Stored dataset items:
--- --- ---

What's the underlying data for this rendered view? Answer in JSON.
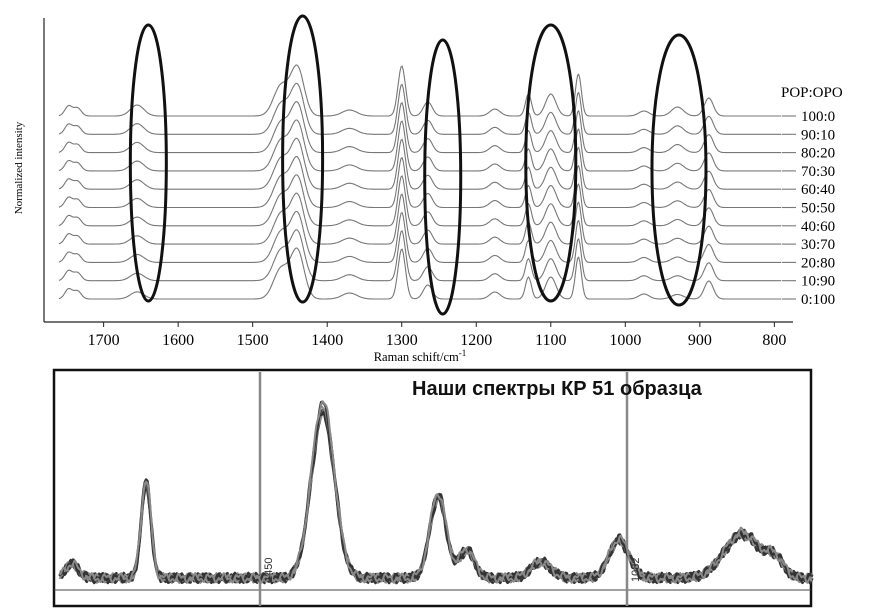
{
  "chart_data": [
    {
      "type": "line",
      "ylabel": "Normalized intensity",
      "xlabel": "Raman schift/cm",
      "xlabel_sup": "-1",
      "x_reversed": true,
      "xlim": [
        1780,
        775
      ],
      "x_ticks": [
        "1700",
        "1600",
        "1500",
        "1400",
        "1300",
        "1200",
        "1100",
        "1000",
        "900",
        "800"
      ],
      "legend_title": "POP:OPO",
      "series_labels": [
        "100:0",
        "90:10",
        "80:20",
        "70:30",
        "60:40",
        "50:50",
        "40:60",
        "30:70",
        "20:80",
        "10:90",
        "0:100"
      ],
      "peaks_cm": [
        1747,
        1735,
        1655,
        1462,
        1440,
        1370,
        1300,
        1265,
        1175,
        1130,
        1100,
        1063,
        975,
        930,
        888
      ],
      "highlighted_bands_cm": [
        1640,
        1433,
        1245,
        1100,
        928
      ],
      "line_color": "#777777",
      "ellipse_color": "#111111"
    },
    {
      "type": "line",
      "title": "Наши спектры КР 51 образца",
      "ref_marks": [
        "1450",
        "1082"
      ],
      "peaks_cm": [
        1745,
        1655,
        1440,
        1300,
        1265,
        1175,
        1080,
        930,
        890
      ],
      "line_color": "#333333",
      "frame_color": "#111111"
    }
  ]
}
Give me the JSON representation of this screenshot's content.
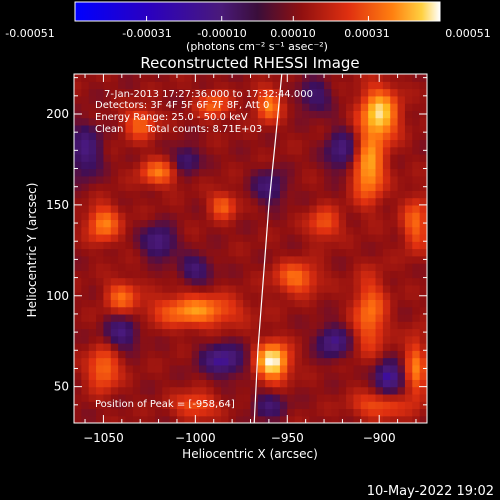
{
  "colorbar": {
    "ticks": [
      "-0.00051",
      "-0.00031",
      "-0.00010",
      "0.00010",
      "0.00031",
      "0.00051"
    ],
    "units_label": "(photons cm⁻² s⁻¹ asec⁻²)"
  },
  "annotations": {
    "time_range": "7-Jan-2013 17:27:36.000 to 17:32:44.000",
    "detectors": "Detectors: 3F 4F 5F 6F 7F 8F, Att 0",
    "energy": "Energy Range: 25.0 - 50.0 keV",
    "method": "Clean",
    "counts": "Total counts: 8.71E+03",
    "peak": "Position of Peak = [-958,64]"
  },
  "footer_date": "10-May-2022 19:02",
  "chart_data": {
    "type": "heatmap",
    "title": "Reconstructed RHESSI Image",
    "xlabel": "Heliocentric X (arcsec)",
    "ylabel": "Heliocentric Y (arcsec)",
    "xlim": [
      -1066,
      -874
    ],
    "ylim": [
      30,
      222
    ],
    "xticks": [
      -1050,
      -1000,
      -950,
      -900
    ],
    "yticks": [
      50,
      100,
      150,
      200
    ],
    "colorbar_range": [
      -0.00051,
      0.00051
    ],
    "colormap": [
      "#0000ff",
      "#3000c0",
      "#4a1a7a",
      "#3a0e5a",
      "#901010",
      "#e03010",
      "#ff7010",
      "#ffc020",
      "#ffffff"
    ],
    "limb_points": [
      [
        -968,
        30
      ],
      [
        -966,
        70
      ],
      [
        -963,
        110
      ],
      [
        -960,
        150
      ],
      [
        -956,
        190
      ],
      [
        -953,
        222
      ]
    ],
    "peak": [
      -958,
      64
    ],
    "sources": [
      {
        "x": -958,
        "y": 64,
        "sx": 6,
        "sy": 7,
        "a": 1.0
      },
      {
        "x": -900,
        "y": 200,
        "sx": 7,
        "sy": 10,
        "a": 0.85
      },
      {
        "x": -906,
        "y": 170,
        "sx": 6,
        "sy": 12,
        "a": 0.7
      },
      {
        "x": -1000,
        "y": 92,
        "sx": 16,
        "sy": 6,
        "a": 0.6
      },
      {
        "x": -945,
        "y": 110,
        "sx": 8,
        "sy": 6,
        "a": 0.5
      },
      {
        "x": -905,
        "y": 90,
        "sx": 6,
        "sy": 14,
        "a": 0.5
      },
      {
        "x": -960,
        "y": 205,
        "sx": 5,
        "sy": 6,
        "a": 0.55
      },
      {
        "x": -1050,
        "y": 140,
        "sx": 6,
        "sy": 7,
        "a": 0.55
      },
      {
        "x": -1020,
        "y": 168,
        "sx": 7,
        "sy": 5,
        "a": 0.5
      },
      {
        "x": -985,
        "y": 150,
        "sx": 5,
        "sy": 5,
        "a": 0.45
      },
      {
        "x": -1050,
        "y": 60,
        "sx": 6,
        "sy": 8,
        "a": 0.5
      },
      {
        "x": -880,
        "y": 60,
        "sx": 4,
        "sy": 12,
        "a": 0.5
      },
      {
        "x": -930,
        "y": 140,
        "sx": 6,
        "sy": 6,
        "a": 0.4
      },
      {
        "x": -1030,
        "y": 195,
        "sx": 6,
        "sy": 6,
        "a": 0.45
      },
      {
        "x": -990,
        "y": 205,
        "sx": 6,
        "sy": 5,
        "a": 0.45
      },
      {
        "x": -880,
        "y": 140,
        "sx": 5,
        "sy": 10,
        "a": 0.45
      },
      {
        "x": -1040,
        "y": 100,
        "sx": 6,
        "sy": 6,
        "a": 0.45
      },
      {
        "x": -900,
        "y": 40,
        "sx": 10,
        "sy": 5,
        "a": 0.4
      },
      {
        "x": -1000,
        "y": 40,
        "sx": 8,
        "sy": 5,
        "a": 0.4
      },
      {
        "x": -1020,
        "y": 130,
        "sx": 6,
        "sy": 6,
        "a": -0.55
      },
      {
        "x": -985,
        "y": 65,
        "sx": 8,
        "sy": 6,
        "a": -0.6
      },
      {
        "x": -1060,
        "y": 180,
        "sx": 6,
        "sy": 10,
        "a": -0.5
      },
      {
        "x": -925,
        "y": 75,
        "sx": 6,
        "sy": 6,
        "a": -0.55
      },
      {
        "x": -895,
        "y": 55,
        "sx": 5,
        "sy": 6,
        "a": -0.7
      },
      {
        "x": -960,
        "y": 160,
        "sx": 6,
        "sy": 6,
        "a": -0.45
      },
      {
        "x": -1040,
        "y": 80,
        "sx": 6,
        "sy": 6,
        "a": -0.5
      },
      {
        "x": -920,
        "y": 180,
        "sx": 6,
        "sy": 8,
        "a": -0.5
      },
      {
        "x": -1005,
        "y": 175,
        "sx": 5,
        "sy": 5,
        "a": -0.45
      },
      {
        "x": -1000,
        "y": 115,
        "sx": 6,
        "sy": 5,
        "a": -0.45
      },
      {
        "x": -960,
        "y": 40,
        "sx": 6,
        "sy": 5,
        "a": -0.4
      },
      {
        "x": -935,
        "y": 210,
        "sx": 6,
        "sy": 6,
        "a": -0.4
      }
    ]
  }
}
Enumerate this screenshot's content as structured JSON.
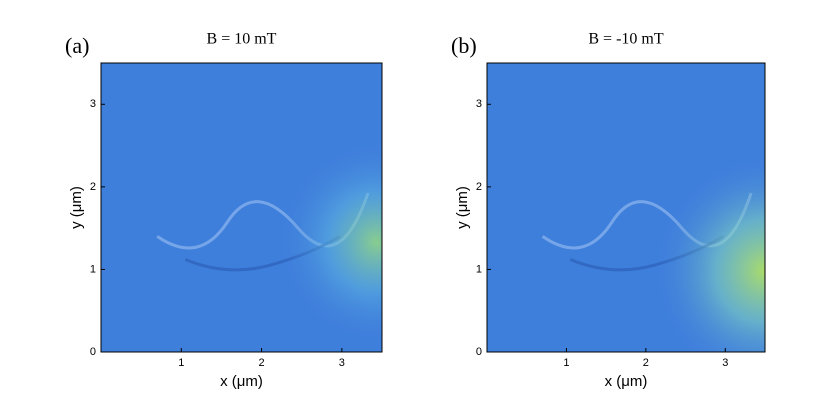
{
  "chart_data": [
    {
      "type": "image",
      "panel_label": "(a)",
      "title": "B = 10 mT",
      "xlabel": "x (μm)",
      "ylabel": "y (μm)",
      "xlim": [
        0,
        3.5
      ],
      "ylim": [
        0,
        3.5
      ],
      "xticks": [
        1,
        2,
        3
      ],
      "yticks": [
        0,
        1,
        2,
        3
      ]
    },
    {
      "type": "image",
      "panel_label": "(b)",
      "title": "B = -10 mT",
      "xlabel": "x (μm)",
      "ylabel": "y (μm)",
      "xlim": [
        0,
        3.5
      ],
      "ylim": [
        0,
        3.5
      ],
      "xticks": [
        1,
        2,
        3
      ],
      "yticks": [
        0,
        1,
        2,
        3
      ]
    }
  ]
}
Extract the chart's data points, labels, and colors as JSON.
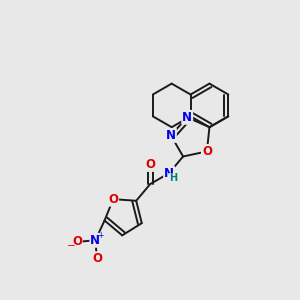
{
  "background_color": "#e8e8e8",
  "bond_color": "#1a1a1a",
  "atom_colors": {
    "N": "#0000ee",
    "O": "#dd0000",
    "H": "#008080"
  },
  "figsize": [
    3.0,
    3.0
  ],
  "dpi": 100,
  "bond_lw": 1.4,
  "font_size": 8.5,
  "sep": 2.2
}
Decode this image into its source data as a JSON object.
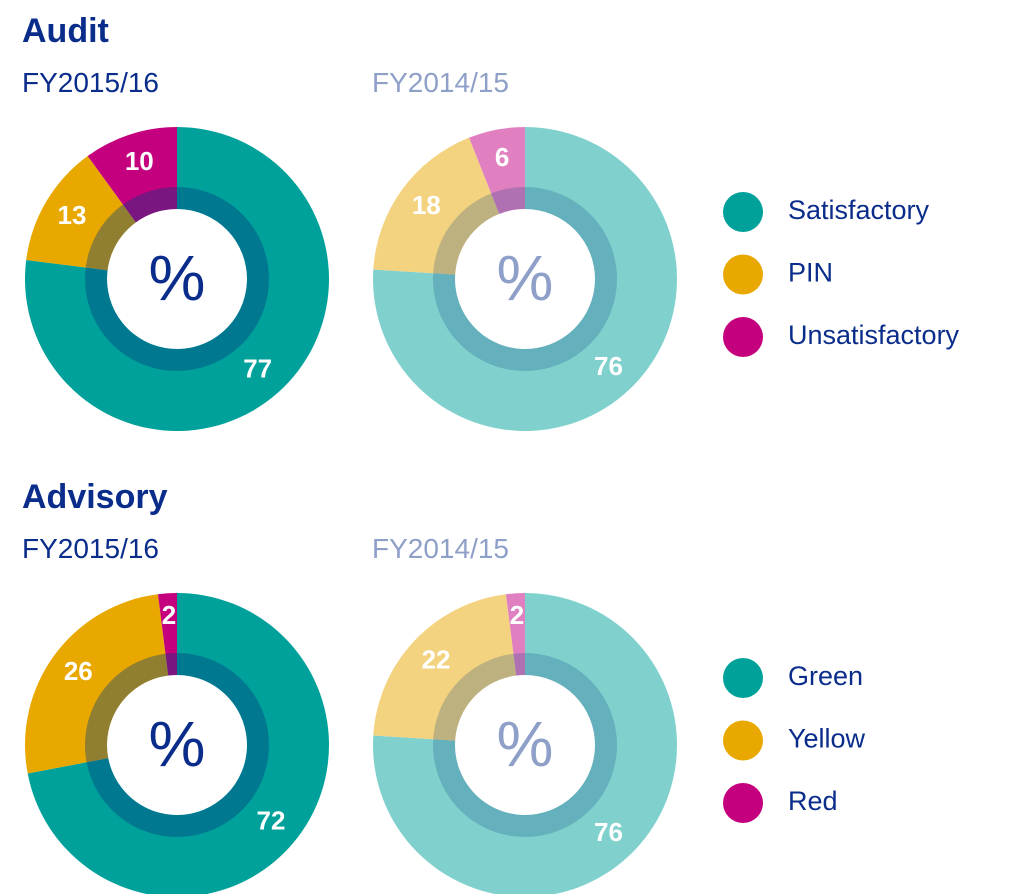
{
  "chart_data": [
    {
      "type": "donut",
      "title": "Audit",
      "center_label": "%",
      "categories": [
        "Satisfactory",
        "PIN",
        "Unsatisfactory"
      ],
      "series": [
        {
          "name": "FY2015/16",
          "colors": [
            "#00a19a",
            "#e8a800",
            "#c4007f"
          ],
          "values": [
            77,
            13,
            10
          ]
        },
        {
          "name": "FY2014/15",
          "colors": [
            "#80d1cd",
            "#f3d37f",
            "#e180c0"
          ],
          "values": [
            76,
            18,
            6
          ]
        }
      ]
    },
    {
      "type": "donut",
      "title": "Advisory",
      "center_label": "%",
      "categories": [
        "Green",
        "Yellow",
        "Red"
      ],
      "series": [
        {
          "name": "FY2015/16",
          "colors": [
            "#00a19a",
            "#e8a800",
            "#c4007f"
          ],
          "values": [
            72,
            26,
            2
          ]
        },
        {
          "name": "FY2014/15",
          "colors": [
            "#80d1cd",
            "#f3d37f",
            "#e180c0"
          ],
          "values": [
            76,
            22,
            2
          ]
        }
      ]
    }
  ]
}
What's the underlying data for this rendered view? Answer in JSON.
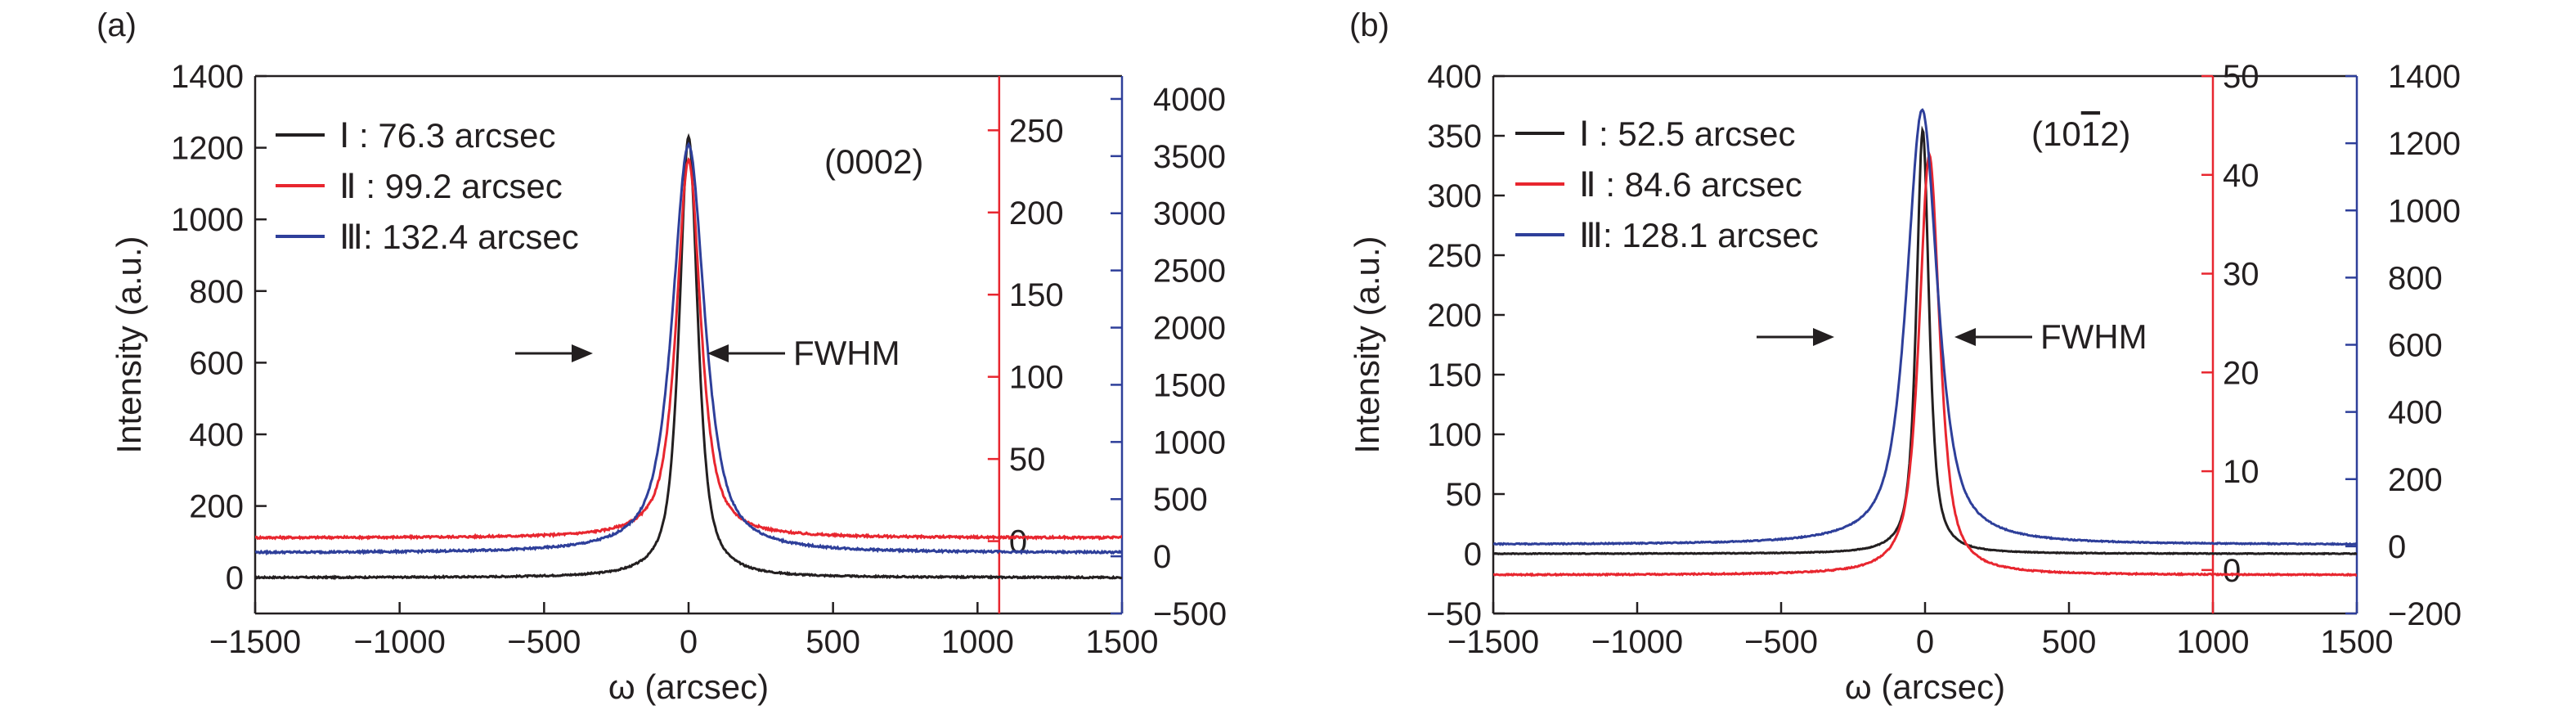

--- --- ---

*Aim*.
Return each line in the records that holds the string "this".

*Task answer*.
What's the underlying data for this rendered view? Answer in JSON.
Give me the JSON representation of this screenshot's content.
Enumerate this screenshot's content as structured JSON.
Decode this image into its source data as a JSON object.
What's the underlying data for this rendered view? Answer in JSON.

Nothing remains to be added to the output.